* _WORK TO DO_: Copy the material again, starting with the line that contains "candidate-cell: Cell: 9293289558.: [108, 117, 216, 133]" and going on through the line that contains "skill-value: My Eclipse", with "Eclipse" changed to "NetBeans" and nothing else altered.

* _MATERIAL FOR THE TASK_:
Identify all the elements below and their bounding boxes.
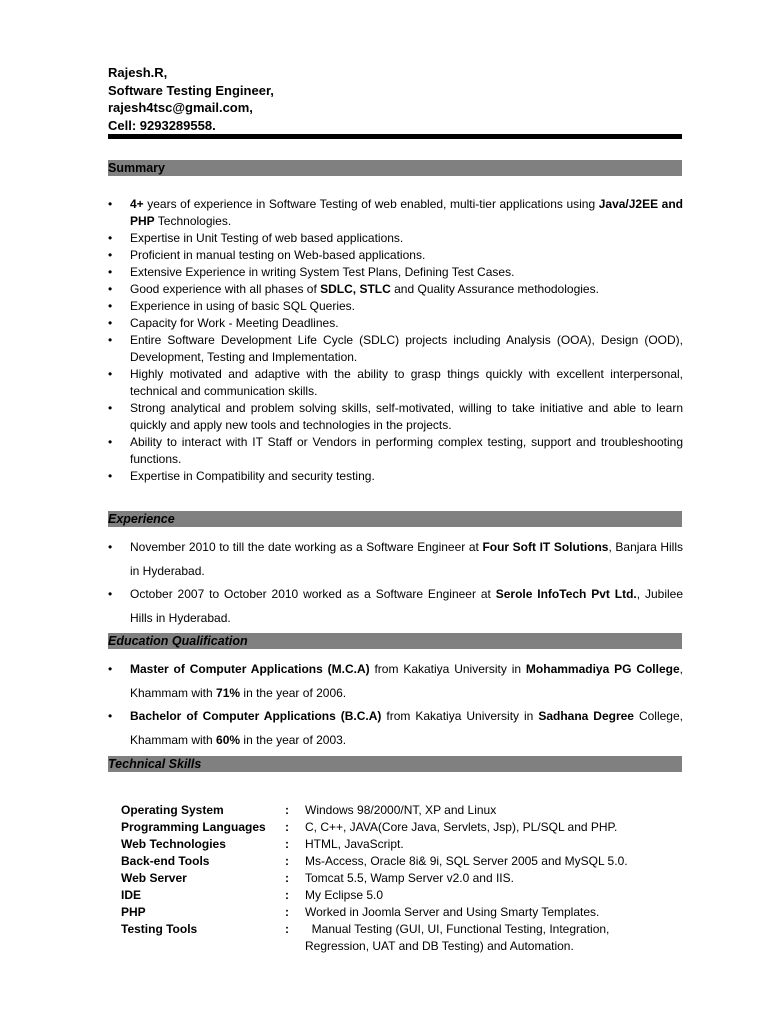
candidate-cell: Cell: 9293289558.: [108, 117, 216, 133]
section-summary-heading: Summary: [108, 160, 682, 176]
section-experience-heading: Experience: [108, 511, 682, 527]
skill-sep: :: [285, 871, 289, 885]
skill-value: My Eclipse 5.0: [305, 888, 384, 902]
skill-value: C, C++, JAVA(Core Java, Servlets, Jsp), PL/SQL and PHP.: [305, 820, 618, 834]
list-item: • Experience in using of basic SQL Queries.: [108, 298, 683, 315]
skill-value: Tomcat 5.5, Wamp Server v2.0 and IIS.: [305, 871, 514, 885]
skill-key: Back-end Tools: [121, 854, 210, 868]
list-item: • Good experience with all phases of SDLC, STLC and Quality Assurance methodologies.: [108, 281, 683, 298]
skill-row: [121, 836, 665, 853]
skill-row: [121, 887, 665, 904]
skill-row: [121, 853, 665, 870]
skill-key: Web Server: [121, 871, 187, 885]
list-item: • Highly motivated and adaptive with the ability to grasp things quickly with excellent interpersonal, technical and communication skills.: [108, 366, 683, 400]
list-item: • Master of Computer Applications (M.C.A) from Kakatiya University in Mohammadiya PG College, Khammam with 71% in the year of 2006.: [108, 658, 683, 705]
list-item: • Entire Software Development Life Cycle (SDLC) projects including Analysis (OOA), Design (OOD), Development, Testing and Implementation.: [108, 332, 683, 366]
list-item: • November 2010 to till the date working as a Software Engineer at Four Soft IT Solutions, Banjara Hills in Hyderabad.: [108, 536, 683, 583]
skill-row: [121, 904, 665, 921]
contact-header: [108, 64, 274, 134]
skill-row: [121, 802, 665, 819]
summary-list: [108, 196, 683, 485]
list-item: • Ability to interact with IT Staff or Vendors in performing complex testing, support and troubleshooting functions.: [108, 434, 683, 468]
skill-sep: :: [285, 922, 289, 936]
skill-key: IDE: [121, 888, 142, 902]
list-item: • 4+ years of experience in Software Testing of web enabled, multi-tier applications using Java/J2EE and PHP Technologies.: [108, 196, 683, 230]
skill-sep: :: [285, 803, 289, 817]
skill-value: Worked in Joomla Server and Using Smarty Templates.: [305, 905, 600, 919]
skill-key: Operating System: [121, 803, 224, 817]
skill-sep: :: [285, 837, 289, 851]
list-item: • Proficient in manual testing on Web-based applications.: [108, 247, 683, 264]
list-item: • Extensive Experience in writing System Test Plans, Defining Test Cases.: [108, 264, 683, 281]
section-education-heading: Education Qualification: [108, 633, 682, 649]
skill-sep: :: [285, 905, 289, 919]
skill-value: Manual Testing (GUI, UI, Functional Testing, Integration, Regression, UAT and DB Testing) and Automation.: [305, 922, 613, 953]
skill-value: HTML, JavaScript.: [305, 837, 404, 851]
candidate-title: Software Testing Engineer,: [108, 82, 274, 98]
candidate-name: Rajesh.R,: [108, 65, 168, 80]
skill-row: [121, 921, 665, 955]
education-list: [108, 658, 683, 752]
skill-row: [121, 819, 665, 836]
skill-key: PHP: [121, 905, 146, 919]
skills-table: [121, 802, 665, 955]
experience-list: [108, 536, 683, 630]
section-skills-heading: Technical Skills: [108, 756, 682, 772]
skill-key: Web Technologies: [121, 837, 226, 851]
list-item: • Capacity for Work - Meeting Deadlines.: [108, 315, 683, 332]
list-item: • October 2007 to October 2010 worked as a Software Engineer at Serole InfoTech Pvt Ltd., Jubilee Hills in Hyderabad.: [108, 583, 683, 630]
skill-value: Windows 98/2000/NT, XP and Linux: [305, 803, 497, 817]
skill-value: Ms-Access, Oracle 8i& 9i, SQL Server 2005 and MySQL 5.0.: [305, 854, 628, 868]
skill-key: Programming Languages: [121, 820, 266, 834]
skill-sep: :: [285, 888, 289, 902]
list-item: • Expertise in Compatibility and security testing.: [108, 468, 683, 485]
candidate-email: rajesh4tsc@gmail.com,: [108, 100, 253, 115]
header-divider: [108, 134, 682, 139]
skill-sep: :: [285, 820, 289, 834]
list-item: • Bachelor of Computer Applications (B.C.A) from Kakatiya University in Sadhana Degree College, Khammam with 60% in the year of 2003.: [108, 705, 683, 752]
skill-sep: :: [285, 854, 289, 868]
skill-key: Testing Tools: [121, 922, 198, 936]
list-item: • Strong analytical and problem solving skills, self-motivated, willing to take initiative and able to learn quickly and apply new tools and technologies in the projects.: [108, 400, 683, 434]
list-item: • Expertise in Unit Testing of web based applications.: [108, 230, 683, 247]
skill-row: [121, 870, 665, 887]
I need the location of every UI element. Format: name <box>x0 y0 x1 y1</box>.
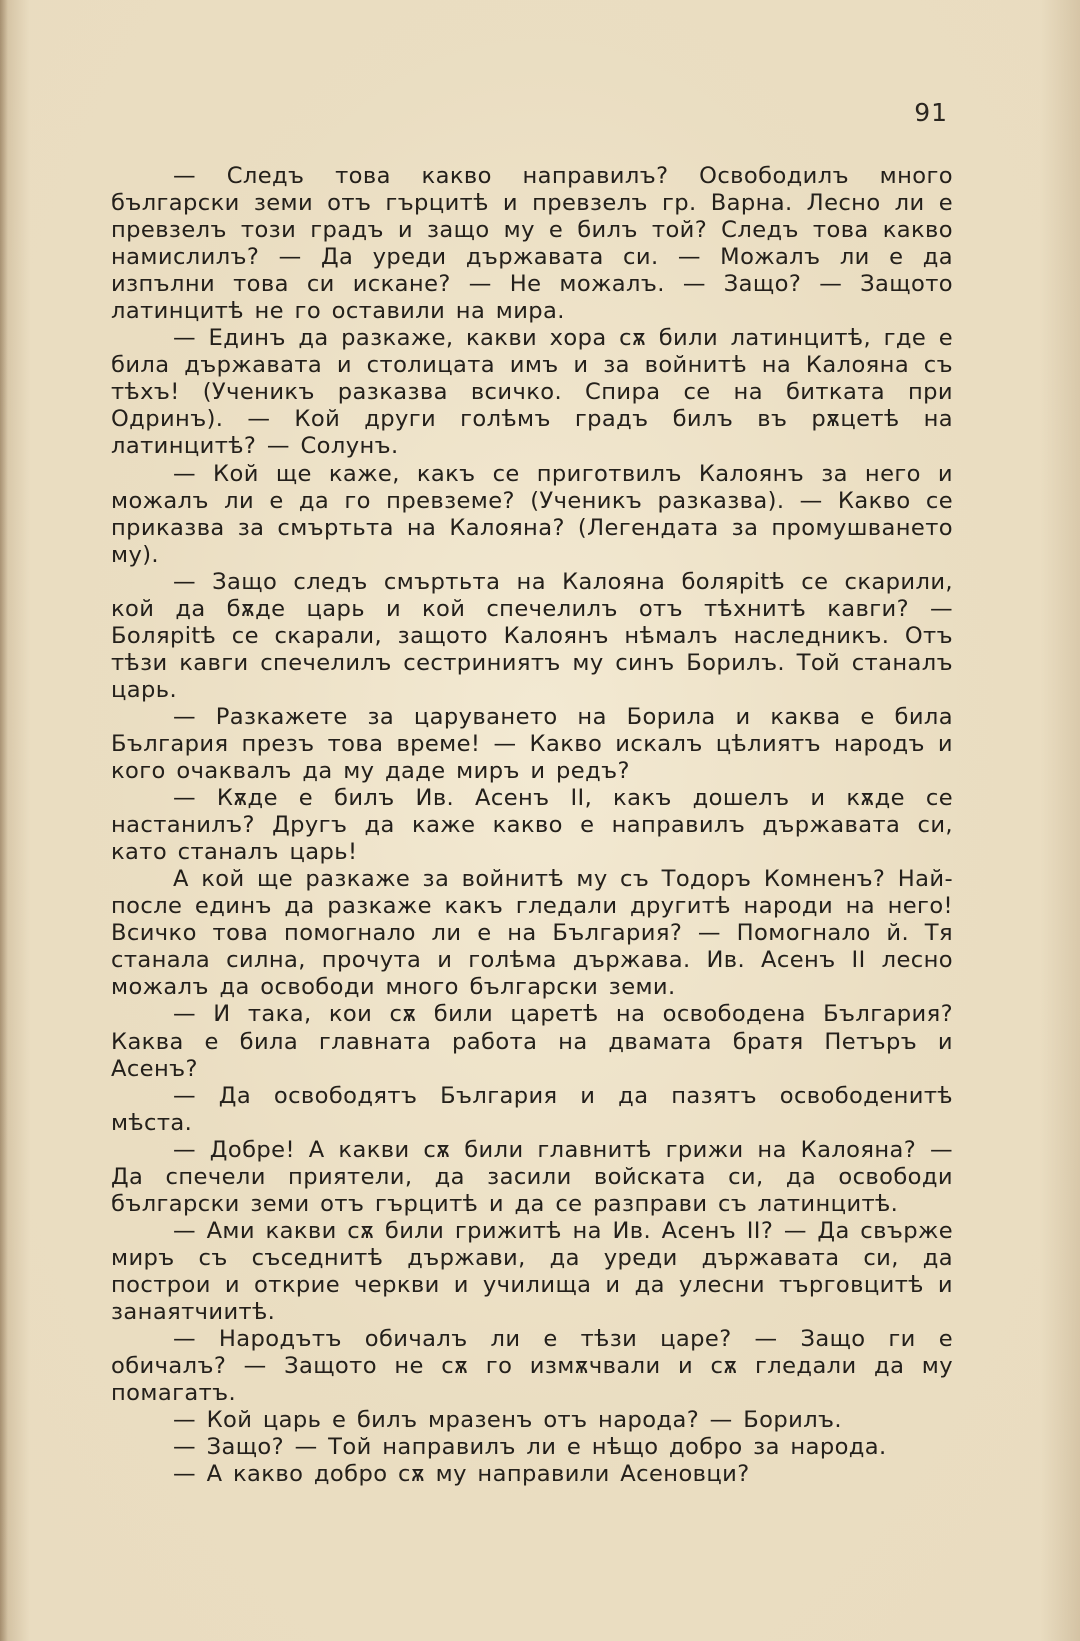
paragraph: — Единъ да разкаже, какви хора сѫ били латинцитѣ, где е била държавата и столицата имъ и за войнитѣ на Калояна съ тѣхъ! (Ученикъ разказва всичко. Спира се на битката при Одринъ). — Кой други голѣмъ градъ билъ въ рѫцетѣ на латинцитѣ? — Солунъ. <box>111 325 953 460</box>
paragraph: — Следъ това какво направилъ? Освободилъ много български земи отъ гърцитѣ и превзелъ гр. Варна. Лесно ли е превзелъ този градъ и защо му е билъ той? Следъ това какво намислилъ? — Да уреди държавата си. — Можалъ ли е да изпълни това си искане? — Не можалъ. — Защо? — Защото латинцитѣ не го оставили на мира. <box>111 163 953 325</box>
paragraph: — Кой ще каже, какъ се приготвилъ Калоянъ за него и можалъ ли е да го превземе? (Ученикъ разказва). — Какво се приказва за смъртьта на Калояна? (Легендата за промушването му). <box>111 460 953 568</box>
paragraph: — Кѫде е билъ Ив. Асенъ II, какъ дошелъ и кѫде се настанилъ? Другъ да каже какво е направилъ държавата си, като станалъ царь! <box>111 785 953 866</box>
paragraph: — Разкажете за царуването на Борила и каква е била България презъ това време! — Какво искалъ цѣлиятъ народъ и кого очаквалъ да му даде миръ и редъ? <box>111 703 953 785</box>
paragraph: — Ами какви сѫ били грижитѣ на Ив. Асенъ II? — Да свърже миръ съ съседнитѣ държави, да уреди държавата си, да построи и открие черкви и училища и да улесни търговцитѣ и занаятчиитѣ. <box>111 1217 953 1325</box>
paragraph: — А какво добро сѫ му направили Асеновци? <box>173 1461 750 1488</box>
paragraph: А кой ще разкаже за войнитѣ му съ Тодоръ Комненъ? Най-после единъ да разкаже какъ гледали другитѣ народи на него! Всичко това помогнало ли е на България? — Помогнало й. Тя станала силна, прочута и голѣма държава. Ив. Асенъ II лесно можалъ да освободи много български земи. <box>111 866 953 1001</box>
paragraph: — И така, кои сѫ били царетѣ на освободена България? Каква е била главната работа на двамата братя Петъръ и Асенъ? <box>111 1001 953 1082</box>
paragraph: — Защо следъ смъртьта на Калояна болярitѣ се скарили, кой да бѫде царь и кой спечелилъ отъ тѣхнитѣ кавги? — Болярitѣ се скарали, защото Калоянъ нѣмалъ наследникъ. Отъ тѣзи кавги спечелилъ сестриниятъ му синъ Борилъ. Той станалъ царь. <box>111 568 953 703</box>
paragraph: — Защо? — Той направилъ ли е нѣщо добро за народа. <box>173 1434 887 1461</box>
body-text <box>111 163 953 1488</box>
page-number: 91 <box>914 98 948 127</box>
paragraph: — Народътъ обичалъ ли е тѣзи царе? — Защо ги е обичалъ? — Защото не сѫ го измѫчвали и сѫ гледали да му помагатъ. <box>111 1326 953 1407</box>
paragraph: — Да освободятъ България и да пазятъ освободенитѣ мѣста. <box>111 1082 953 1136</box>
paragraph: — Кой царь е билъ мразенъ отъ народа? — Борилъ. <box>173 1407 842 1434</box>
paragraph: — Добре! А какви сѫ били главнитѣ грижи на Калояна? — Да спечели приятели, да засили войската си, да освободи български земи отъ гърцитѣ и да се разправи съ латинцитѣ. <box>111 1136 953 1217</box>
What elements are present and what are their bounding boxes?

* _TASK ANSWER_:
candidate-cell: Cell: 9293289558.: [108, 117, 216, 133]
section-summary-heading: Summary: [108, 160, 682, 176]
section-experience-heading: Experience: [108, 511, 682, 527]
skill-sep: :: [285, 871, 289, 885]
skill-value: My NetBeans 5.0: [305, 888, 384, 902]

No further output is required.